WHAT IS ASKED: In the excerpt below on wireless communication circuitry, what does the abbreviation FPGA stand for?

SELECTED EXCERPT:
The wireless communication circuitry 430 can include one or more logics, SOCs, modules, ICs, and/or processors etc. This circuitry can enable the wireless node 107 to perform Wi-Fi communications, e.g., on an 802.11 network. This circuitry can enable the wireless node 107 to perform Bluetooth communications. This circuitry can enable the wireless node to perform cellular communication according to one or more cellular communication technologies. Some or all components of the wireless communication circuitry 430 can be used for wireless communications, e.g., using WLAN, Bluetooth, and/or cellular communications.

As described herein, wireless node 107 can include hardware and software components for implementing embodiments of this disclosure. For example, one or more components of the wireless communication circuitry 430 (e.g., such as Wi-Fi module or processor) of the wireless node 107 can be configured to implement part or all of the methods described herein, e.g., by a processor executing program instructions stored on a memory medium (e.g., a non-transitory computer-readable memory medium), a processor configured as an FPGA (Field Programmable Gate Array), and/or using dedicated hardware components, which can include an ASIC (Application Specific Integrated Circuit).

Layout element annotations
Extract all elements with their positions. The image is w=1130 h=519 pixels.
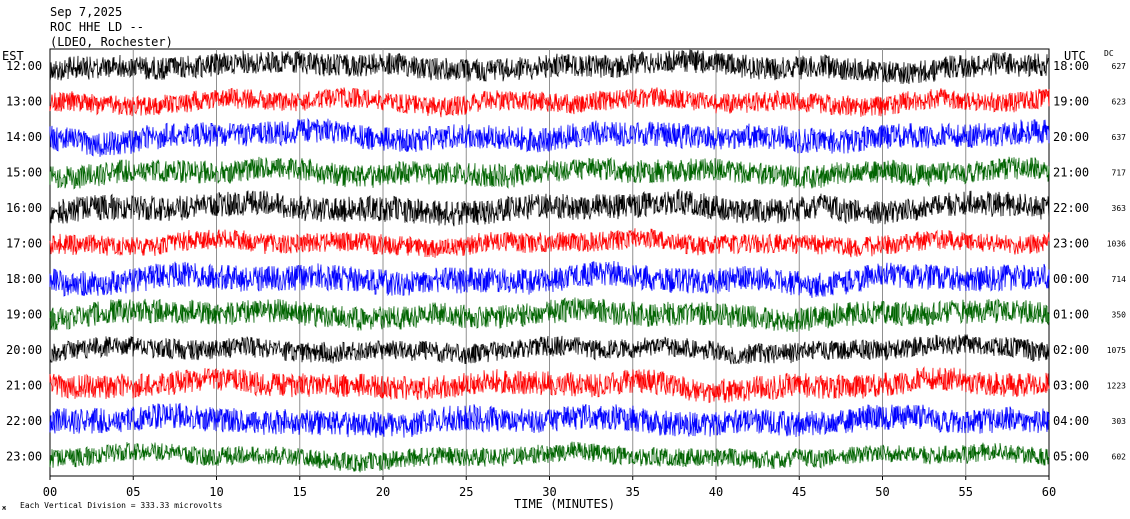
row-dc-value: 637 [1112, 133, 1127, 142]
row-label-est: 20:00 [6, 343, 42, 357]
row-label-est: 21:00 [6, 379, 42, 393]
row-label-est: 19:00 [6, 308, 42, 322]
row-dc-value: 1223 [1107, 382, 1126, 391]
x-tick-label: 20 [376, 485, 390, 499]
right-zone-label: UTC [1064, 49, 1086, 63]
row-label-utc: 18:00 [1053, 59, 1089, 73]
trace-line [49, 228, 1050, 258]
row-label-est: 17:00 [6, 237, 42, 251]
row-dc-value: 714 [1112, 275, 1127, 284]
row-label-est: 16:00 [6, 201, 42, 215]
row-label-est: 12:00 [6, 59, 42, 73]
trace-line [49, 260, 1050, 298]
dc-header-label: DC [1104, 49, 1114, 58]
row-dc-value: 623 [1112, 98, 1127, 107]
row-label-utc: 20:00 [1053, 130, 1089, 144]
row-dc-value: 1075 [1107, 346, 1126, 355]
x-tick-label: 05 [126, 485, 140, 499]
row-dc-value: 363 [1112, 204, 1127, 213]
x-tick-label: 40 [709, 485, 723, 499]
row-label-utc: 00:00 [1053, 272, 1089, 286]
x-tick-labels: 00 05 10 15 20 25 30 35 40 45 50 55 60 [43, 485, 1056, 499]
row-label-utc: 04:00 [1053, 414, 1089, 428]
x-tick-label: 55 [959, 485, 973, 499]
row-labels: 12:00 18:00 627 13:00 19:00 623 14:00 20:00 637 1… [6, 59, 1126, 464]
network-label: (LDEO, Rochester) [50, 35, 173, 49]
x-tick-label: 35 [626, 485, 640, 499]
row-dc-value: 303 [1112, 417, 1127, 426]
footnote-text: Each Vertical Division = 333.33 microvol… [20, 501, 222, 510]
row-label-utc: 02:00 [1053, 343, 1089, 357]
row-dc-value: 602 [1112, 453, 1127, 462]
x-tick-label: 45 [792, 485, 806, 499]
x-tick-label: 10 [209, 485, 223, 499]
row-label-est: 22:00 [6, 414, 42, 428]
trace-line [49, 334, 1050, 365]
row-label-utc: 22:00 [1053, 201, 1089, 215]
x-tick-label: 25 [459, 485, 473, 499]
x-tick-label: 50 [875, 485, 889, 499]
row-dc-value: 627 [1112, 62, 1127, 71]
row-label-utc: 19:00 [1053, 95, 1089, 109]
seismic-traces [49, 49, 1050, 473]
row-label-est: 18:00 [6, 272, 42, 286]
x-tick-label: 15 [293, 485, 307, 499]
row-dc-value: 1036 [1107, 240, 1126, 249]
station-label: ROC HHE LD -- [50, 20, 144, 34]
row-label-utc: 05:00 [1053, 450, 1089, 464]
row-label-est: 15:00 [6, 166, 42, 180]
trace-line [49, 156, 1050, 190]
row-label-est: 14:00 [6, 130, 42, 144]
trace-line [49, 87, 1050, 118]
trace-line [49, 297, 1050, 333]
date-label: Sep 7,2025 [50, 5, 122, 19]
left-zone-label: EST [2, 49, 24, 63]
x-axis-title: TIME (MINUTES) [514, 497, 615, 511]
x-tick-label: 30 [542, 485, 556, 499]
footnote-mark: ж [2, 504, 7, 512]
row-label-est: 13:00 [6, 95, 42, 109]
trace-line [49, 188, 1050, 227]
x-tick-label: 00 [43, 485, 57, 499]
trace-line [49, 366, 1050, 403]
row-label-utc: 01:00 [1053, 308, 1089, 322]
row-label-utc: 21:00 [1053, 166, 1089, 180]
trace-line [49, 441, 1050, 473]
row-label-utc: 23:00 [1053, 237, 1089, 251]
trace-line [49, 402, 1050, 438]
grid-lines [49, 49, 1050, 480]
trace-line [49, 49, 1050, 85]
x-tick-label: 60 [1042, 485, 1056, 499]
row-dc-value: 717 [1112, 169, 1127, 178]
row-label-utc: 03:00 [1053, 379, 1089, 393]
row-dc-value: 350 [1112, 311, 1127, 320]
row-label-est: 23:00 [6, 450, 42, 464]
trace-line [49, 117, 1050, 157]
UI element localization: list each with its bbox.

WRITTEN SOLUTION: Field Programmable Gate Array